__BRIEF__: Look through the lines below and extract any with the word "label".

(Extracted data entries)
_ _ _

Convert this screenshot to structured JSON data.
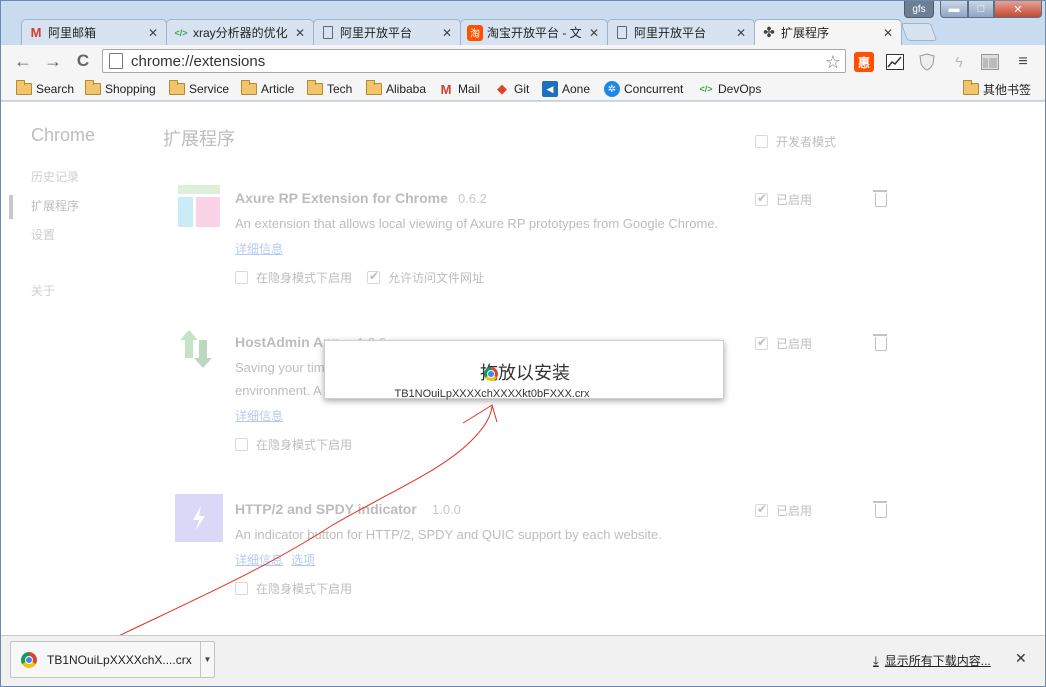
{
  "window": {
    "profile": "gfs",
    "min": "▬",
    "max": "□",
    "close": "✕"
  },
  "tabs": [
    {
      "title": "阿里邮箱",
      "icon": "M",
      "icon_color": "#d23f31"
    },
    {
      "title": "xray分析器的优化",
      "icon": "</>",
      "icon_color": "#3ca650"
    },
    {
      "title": "阿里开放平台",
      "icon": "page",
      "icon_color": "#555555"
    },
    {
      "title": "淘宝开放平台 - 文",
      "icon": "淘",
      "icon_color": "#ff5000"
    },
    {
      "title": "阿里开放平台",
      "icon": "page",
      "icon_color": "#555555"
    },
    {
      "title": "扩展程序",
      "icon": "puzzle",
      "icon_color": "#444444",
      "active": true
    }
  ],
  "toolbar": {
    "url": "chrome://extensions",
    "back": "←",
    "forward": "→",
    "reload": "C",
    "star": "☆"
  },
  "bookmarks": [
    {
      "label": "Search",
      "type": "folder"
    },
    {
      "label": "Shopping",
      "type": "folder"
    },
    {
      "label": "Service",
      "type": "folder"
    },
    {
      "label": "Article",
      "type": "folder"
    },
    {
      "label": "Tech",
      "type": "folder"
    },
    {
      "label": "Alibaba",
      "type": "folder"
    },
    {
      "label": "Mail",
      "type": "icon",
      "icon": "M",
      "color": "#d23f31"
    },
    {
      "label": "Git",
      "type": "icon",
      "icon": "◆",
      "color": "#e2432a"
    },
    {
      "label": "Aone",
      "type": "icon",
      "icon": "◀",
      "color": "#1f6fbf"
    },
    {
      "label": "Concurrent",
      "type": "icon",
      "icon": "✲",
      "color": "#1e88e5"
    },
    {
      "label": "DevOps",
      "type": "icon",
      "icon": "</>",
      "color": "#3ca650"
    }
  ],
  "other_bookmarks": "其他书签",
  "sidebar": {
    "title": "Chrome",
    "items": [
      "历史记录",
      "扩展程序",
      "设置",
      "关于"
    ]
  },
  "main": {
    "title": "扩展程序",
    "devmode": "开发者模式"
  },
  "extensions": [
    {
      "name": "Axure RP Extension for Chrome",
      "version": "0.6.2",
      "desc": "An extension that allows local viewing of Axure RP prototypes from Google Chrome.",
      "desc2": "",
      "links": [
        "详细信息"
      ],
      "opts": [
        "在隐身模式下启用",
        "允许访问文件网址"
      ],
      "enabled": "已启用"
    },
    {
      "name": "HostAdmin App",
      "version": "1.2.6",
      "desc": "Saving your time",
      "desc2": "environment. A",
      "links": [
        "详细信息"
      ],
      "opts": [
        "在隐身模式下启用"
      ],
      "enabled": "已启用"
    },
    {
      "name": "HTTP/2 and SPDY indicator",
      "version": "1.0.0",
      "desc": "An indicator button for HTTP/2, SPDY and QUIC support by each website.",
      "desc2": "",
      "links": [
        "详细信息",
        "选项"
      ],
      "opts": [
        "在隐身模式下启用"
      ],
      "enabled": "已启用"
    }
  ],
  "drop_dialog": {
    "title": "拖放以安装",
    "file": "TB1NOuiLpXXXXchXXXXkt0bFXXX.crx"
  },
  "download_shelf": {
    "file": "TB1NOuiLpXXXXchX....crx",
    "menu": "▼",
    "show_all": "显示所有下载内容...",
    "close": "✕"
  }
}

_ _ _

__THE RESPONSE__:
      "label": "Search",
      "label": "Shopping",
      "label": "Service",
      "label": "Article",
      "label": "Tech",
      "label": "Alibaba",
      "label": "Mail",
      "label": "Git",
      "label": "Aone",
      "label": "Concurrent",
      "label": "DevOps",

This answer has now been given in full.